Items from an interface collection
.....
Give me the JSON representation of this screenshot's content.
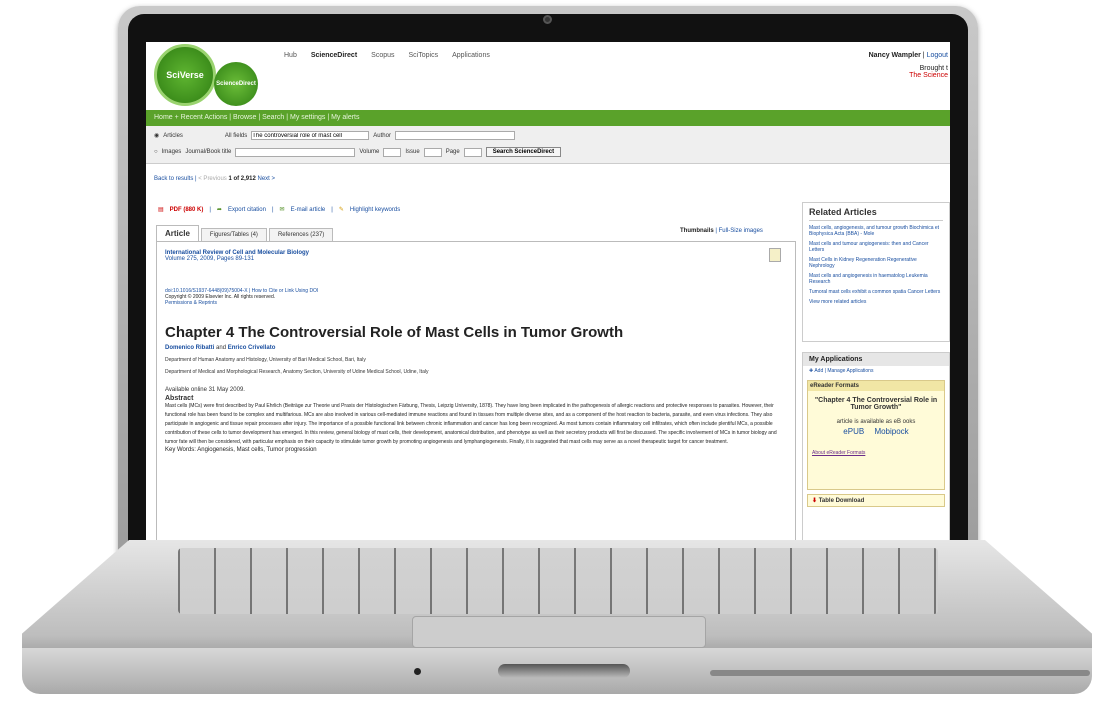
{
  "topnav": {
    "items": [
      "Hub",
      "ScienceDirect",
      "Scopus",
      "SciTopics",
      "Applications"
    ],
    "active_index": 1
  },
  "brand": {
    "sciverse": "SciVerse",
    "sciencedirect": "ScienceDirect"
  },
  "user": {
    "name": "Nancy Wampler",
    "logout": "Logout",
    "brought": "Brought t",
    "institution": "The Science"
  },
  "greenbar": {
    "text": "Home + Recent Actions  |  Browse  |  Search  |  My settings  |  My alerts"
  },
  "search": {
    "articles_label": "Articles",
    "images_label": "Images",
    "allfields_label": "All fields",
    "allfields_value": "The controversial role of mast cell",
    "author_label": "Author",
    "journal_label": "Journal/Book title",
    "volume_label": "Volume",
    "issue_label": "Issue",
    "page_label": "Page",
    "button": "Search ScienceDirect"
  },
  "results_nav": {
    "back": "Back to results",
    "sep": "|",
    "prev": "< Previous",
    "count": "1 of 2,912",
    "next": "Next >"
  },
  "toolbar": {
    "pdf": "PDF (880 K)",
    "export": "Export citation",
    "email": "E-mail article",
    "highlight": "Highlight keywords"
  },
  "tabs": [
    "Article",
    "Figures/Tables (4)",
    "References (237)"
  ],
  "thumbs": {
    "label": "Thumbnails",
    "sep": "|",
    "full": "Full-Size images"
  },
  "article": {
    "journal": "International Review of Cell and Molecular Biology",
    "volume": "Volume 275, 2009, Pages 89-131",
    "doi": "doi:10.1016/S1937-6448(09)75004-X | How to Cite or Link Using DOI",
    "copyright": "Copyright © 2009 Elsevier Inc. All rights reserved.",
    "permissions": "Permissions & Reprints",
    "title": "Chapter 4 The Controversial Role of Mast Cells in Tumor Growth",
    "author1": "Domenico Ribatti",
    "and": "and",
    "author2": "Enrico Crivellato",
    "aff1": "Department of Human Anatomy and Histology, University of Bari Medical School, Bari, Italy",
    "aff2": "Department of Medical and Morphological Research, Anatomy Section, University of Udine Medical School, Udine, Italy",
    "available": "Available online 31 May 2009.",
    "abstract_heading": "Abstract",
    "abstract": "Mast cells (MCs) were first described by Paul Ehrlich (Beiträge zur Theorie und Praxis der Histologischen Färbung, Thesis, Leipzig University, 1878). They have long been implicated in the pathogenesis of allergic reactions and protective responses to parasites. However, their functional role has been found to be complex and multifarious. MCs are also involved in various cell-mediated immune reactions and found in tissues from multiple diverse sites, and as a component of the host reaction to bacteria, parasite, and even virus infections. They also participate in angiogenic and tissue repair processes after injury. The importance of a possible functional link between chronic inflammation and cancer has long been recognized. As most tumors contain inflammatory cell infiltrates, which often include plentiful MCs, a possible contribution of these cells to tumor development has emerged. In this review, general biology of mast cells, their development, anatomical distribution, and phenotype as well as their secretory products will first be discussed. The specific involvement of MCs in tumor biology and tumor fate will then be considered, with particular emphasis on their capacity to stimulate tumor growth by promoting angiogenesis and lymphangiogenesis. Finally, it is suggested that mast cells may serve as a novel therapeutic target for cancer treatment.",
    "keywords": "Key Words: Angiogenesis, Mast cells, Tumor progression"
  },
  "sidebar": {
    "related_title": "Related Articles",
    "related": [
      "Mast cells, angiogenesis, and tumour growth  Biochimica et Biophysica Acta (BBA) - Mole",
      "Mast cells and tumour angiogenesis: then and  Cancer Letters",
      "Mast Cells in Kidney Regeneration  Regenerative Nephrology",
      "Mast cells and angiogenesis in haematolog  Leukemia Research",
      "Tumoral mast cells exhibit a common spatia  Cancer Letters"
    ],
    "view_more": "View more related articles",
    "myapps_title": "My Applications",
    "add": "Add",
    "manage": "Manage Applications",
    "ereader_title": "eReader Formats",
    "ereader_chapter": "\"Chapter 4 The Controversial Role in Tumor Growth\"",
    "ereader_available": "article is available as eB ooks",
    "epub": "ePUB",
    "mobipocket": "Mobipock",
    "about": "About eReader Formats",
    "table_download": "Table Download"
  }
}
.....
> _Task objective_:
Take every line from the data that includes the word "Medical".

> _Answer to the problem_:
    "aff1": "Department of Human Anatomy and Histology, University of Bari Medical School, Bari, Italy",
    "aff2": "Department of Medical and Morphological Research, Anatomy Section, University of Udine Medical School, Udine, Italy",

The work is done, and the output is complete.